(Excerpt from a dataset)
******************************
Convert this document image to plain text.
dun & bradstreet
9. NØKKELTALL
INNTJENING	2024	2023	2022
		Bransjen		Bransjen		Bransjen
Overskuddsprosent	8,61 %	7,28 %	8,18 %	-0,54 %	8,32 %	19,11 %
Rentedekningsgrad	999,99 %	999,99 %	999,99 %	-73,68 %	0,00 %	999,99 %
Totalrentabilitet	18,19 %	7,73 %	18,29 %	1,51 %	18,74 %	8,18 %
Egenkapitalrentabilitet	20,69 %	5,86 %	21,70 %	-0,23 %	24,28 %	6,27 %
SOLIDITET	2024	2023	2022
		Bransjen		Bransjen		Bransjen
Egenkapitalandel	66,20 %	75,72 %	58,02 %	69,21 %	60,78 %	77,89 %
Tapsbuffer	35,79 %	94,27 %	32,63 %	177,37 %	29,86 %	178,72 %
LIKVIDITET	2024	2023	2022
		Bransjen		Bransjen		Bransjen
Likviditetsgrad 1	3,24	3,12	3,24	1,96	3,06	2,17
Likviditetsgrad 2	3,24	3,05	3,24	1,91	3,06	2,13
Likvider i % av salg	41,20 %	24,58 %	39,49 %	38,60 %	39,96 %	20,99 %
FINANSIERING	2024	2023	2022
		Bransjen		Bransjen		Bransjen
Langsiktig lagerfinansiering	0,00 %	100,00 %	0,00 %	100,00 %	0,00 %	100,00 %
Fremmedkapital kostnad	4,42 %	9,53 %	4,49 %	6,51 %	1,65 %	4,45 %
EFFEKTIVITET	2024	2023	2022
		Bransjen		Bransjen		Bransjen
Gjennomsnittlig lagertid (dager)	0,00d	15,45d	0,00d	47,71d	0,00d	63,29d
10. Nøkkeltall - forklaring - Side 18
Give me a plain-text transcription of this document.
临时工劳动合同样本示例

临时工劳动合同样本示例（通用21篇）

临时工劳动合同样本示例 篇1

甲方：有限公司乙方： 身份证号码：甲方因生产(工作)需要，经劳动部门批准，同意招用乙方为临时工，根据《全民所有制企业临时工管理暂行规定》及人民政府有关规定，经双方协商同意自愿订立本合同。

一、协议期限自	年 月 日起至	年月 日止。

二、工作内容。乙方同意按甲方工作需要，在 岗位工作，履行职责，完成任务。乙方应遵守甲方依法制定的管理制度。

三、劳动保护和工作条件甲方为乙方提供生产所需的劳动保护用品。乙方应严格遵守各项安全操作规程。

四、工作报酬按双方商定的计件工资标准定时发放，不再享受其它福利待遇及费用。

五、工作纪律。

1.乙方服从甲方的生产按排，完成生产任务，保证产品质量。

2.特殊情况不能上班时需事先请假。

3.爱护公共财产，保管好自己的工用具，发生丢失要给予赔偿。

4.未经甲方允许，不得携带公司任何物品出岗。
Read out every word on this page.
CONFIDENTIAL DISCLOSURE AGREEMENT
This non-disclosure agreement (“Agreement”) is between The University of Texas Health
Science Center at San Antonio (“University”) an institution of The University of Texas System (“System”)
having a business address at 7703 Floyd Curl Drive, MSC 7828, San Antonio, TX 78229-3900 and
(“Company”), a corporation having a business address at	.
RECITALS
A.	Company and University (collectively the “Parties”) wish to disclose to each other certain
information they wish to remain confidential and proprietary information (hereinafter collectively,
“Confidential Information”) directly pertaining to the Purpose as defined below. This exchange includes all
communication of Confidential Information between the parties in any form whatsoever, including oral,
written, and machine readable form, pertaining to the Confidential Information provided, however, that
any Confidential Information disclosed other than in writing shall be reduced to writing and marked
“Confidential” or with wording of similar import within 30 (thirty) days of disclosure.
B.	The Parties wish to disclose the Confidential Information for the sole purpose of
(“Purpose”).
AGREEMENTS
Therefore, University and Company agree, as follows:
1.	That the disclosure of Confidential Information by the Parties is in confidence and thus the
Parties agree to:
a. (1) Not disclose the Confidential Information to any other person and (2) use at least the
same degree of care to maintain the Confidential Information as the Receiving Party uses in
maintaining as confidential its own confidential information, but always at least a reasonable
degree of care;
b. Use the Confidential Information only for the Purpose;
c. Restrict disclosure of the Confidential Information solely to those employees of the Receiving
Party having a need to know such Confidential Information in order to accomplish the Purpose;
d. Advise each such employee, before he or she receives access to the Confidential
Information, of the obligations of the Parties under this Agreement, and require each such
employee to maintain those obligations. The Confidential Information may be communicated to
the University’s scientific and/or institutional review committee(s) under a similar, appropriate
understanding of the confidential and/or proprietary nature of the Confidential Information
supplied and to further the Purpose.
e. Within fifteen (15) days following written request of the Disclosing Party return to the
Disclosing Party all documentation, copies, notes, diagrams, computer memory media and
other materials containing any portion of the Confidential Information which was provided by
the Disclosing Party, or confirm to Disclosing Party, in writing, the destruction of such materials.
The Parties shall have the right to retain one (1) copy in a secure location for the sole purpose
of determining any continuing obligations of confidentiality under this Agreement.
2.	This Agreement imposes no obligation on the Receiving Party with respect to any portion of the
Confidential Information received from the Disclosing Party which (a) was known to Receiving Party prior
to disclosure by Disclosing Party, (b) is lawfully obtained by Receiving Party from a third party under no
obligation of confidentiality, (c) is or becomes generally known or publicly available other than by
******************************
Exercise instructions:
Faithfully reproduce all of the records, character for character.

Reply to the exercise:
Convert this document image to plain text.
dun & bradstreet
9. NØKKELTALL
INNTJENING	2024	2023	2022
		Bransjen		Bransjen		Bransjen
Overskuddsprosent	8,61 %	7,28 %	8,18 %	-0,54 %	8,32 %	19,11 %
Rentedekningsgrad	999,99 %	999,99 %	999,99 %	-73,68 %	0,00 %	999,99 %
Totalrentabilitet	18,19 %	7,73 %	18,29 %	1,51 %	18,74 %	8,18 %
Egenkapitalrentabilitet	20,69 %	5,86 %	21,70 %	-0,23 %	24,28 %	6,27 %
SOLIDITET	2024	2023	2022
		Bransjen		Bransjen		Bransjen
Egenkapitalandel	66,20 %	75,72 %	58,02 %	69,21 %	60,78 %	77,89 %
Tapsbuffer	35,79 %	94,27 %	32,63 %	177,37 %	29,86 %	178,72 %
LIKVIDITET	2024	2023	2022
		Bransjen		Bransjen		Bransjen
Likviditetsgrad 1	3,24	3,12	3,24	1,96	3,06	2,17
Likviditetsgrad 2	3,24	3,05	3,24	1,91	3,06	2,13
Likvider i % av salg	41,20 %	24,58 %	39,49 %	38,60 %	39,96 %	20,99 %
FINANSIERING	2024	2023	2022
		Bransjen		Bransjen		Bransjen
Langsiktig lagerfinansiering	0,00 %	100,00 %	0,00 %	100,00 %	0,00 %	100,00 %
Fremmedkapital kostnad	4,42 %	9,53 %	4,49 %	6,51 %	1,65 %	4,45 %
EFFEKTIVITET	2024	2023	2022
		Bransjen		Bransjen		Bransjen
Gjennomsnittlig lagertid (dager)	0,00d	15,45d	0,00d	47,71d	0,00d	63,29d
10. Nøkkeltall - forklaring - Side 18
Give me a plain-text transcription of this document.
临时工劳动合同样本示例

临时工劳动合同样本示例（通用21篇）

临时工劳动合同样本示例 篇1

甲方：有限公司乙方： 身份证号码：甲方因生产(工作)需要，经劳动部门批准，同意招用乙方为临时工，根据《全民所有制企业临时工管理暂行规定》及人民政府有关规定，经双方协商同意自愿订立本合同。

一、协议期限自	年 月 日起至	年月 日止。

二、工作内容。乙方同意按甲方工作需要，在 岗位工作，履行职责，完成任务。乙方应遵守甲方依法制定的管理制度。

三、劳动保护和工作条件甲方为乙方提供生产所需的劳动保护用品。乙方应严格遵守各项安全操作规程。

四、工作报酬按双方商定的计件工资标准定时发放，不再享受其它福利待遇及费用。

五、工作纪律。

1.乙方服从甲方的生产按排，完成生产任务，保证产品质量。

2.特殊情况不能上班时需事先请假。

3.爱护公共财产，保管好自己的工用具，发生丢失要给予赔偿。

4.未经甲方允许，不得携带公司任何物品出岗。
Read out every word on this page.
CONFIDENTIAL DISCLOSURE AGREEMENT
This non-disclosure agreement (“Agreement”) is between The University of Texas Health
Science Center at San Antonio (“University”) an institution of The University of Texas System (“System”)
having a business address at 7703 Floyd Curl Drive, MSC 7828, San Antonio, TX 78229-3900 and
(“Company”), a corporation having a business address at	.
RECITALS
A.	Company and University (collectively the “Parties”) wish to disclose to each other certain
information they wish to remain confidential and proprietary information (hereinafter collectively,
“Confidential Information”) directly pertaining to the Purpose as defined below. This exchange includes all
communication of Confidential Information between the parties in any form whatsoever, including oral,
written, and machine readable form, pertaining to the Confidential Information provided, however, that
any Confidential Information disclosed other than in writing shall be reduced to writing and marked
“Confidential” or with wording of similar import within 30 (thirty) days of disclosure.
B.	The Parties wish to disclose the Confidential Information for the sole purpose of
(“Purpose”).
AGREEMENTS
Therefore, University and Company agree, as follows:
1.	That the disclosure of Confidential Information by the Parties is in confidence and thus the
Parties agree to:
a. (1) Not disclose the Confidential Information to any other person and (2) use at least the
same degree of care to maintain the Confidential Information as the Receiving Party uses in
maintaining as confidential its own confidential information, but always at least a reasonable
degree of care;
b. Use the Confidential Information only for the Purpose;
c. Restrict disclosure of the Confidential Information solely to those employees of the Receiving
Party having a need to know such Confidential Information in order to accomplish the Purpose;
d. Advise each such employee, before he or she receives access to the Confidential
Information, of the obligations of the Parties under this Agreement, and require each such
employee to maintain those obligations. The Confidential Information may be communicated to
the University’s scientific and/or institutional review committee(s) under a similar, appropriate
understanding of the confidential and/or proprietary nature of the Confidential Information
supplied and to further the Purpose.
e. Within fifteen (15) days following written request of the Disclosing Party return to the
Disclosing Party all documentation, copies, notes, diagrams, computer memory media and
other materials containing any portion of the Confidential Information which was provided by
the Disclosing Party, or confirm to Disclosing Party, in writing, the destruction of such materials.
The Parties shall have the right to retain one (1) copy in a secure location for the sole purpose
of determining any continuing obligations of confidentiality under this Agreement.
2.	This Agreement imposes no obligation on the Receiving Party with respect to any portion of the
Confidential Information received from the Disclosing Party which (a) was known to Receiving Party prior
to disclosure by Disclosing Party, (b) is lawfully obtained by Receiving Party from a third party under no
obligation of confidentiality, (c) is or becomes generally known or publicly available other than by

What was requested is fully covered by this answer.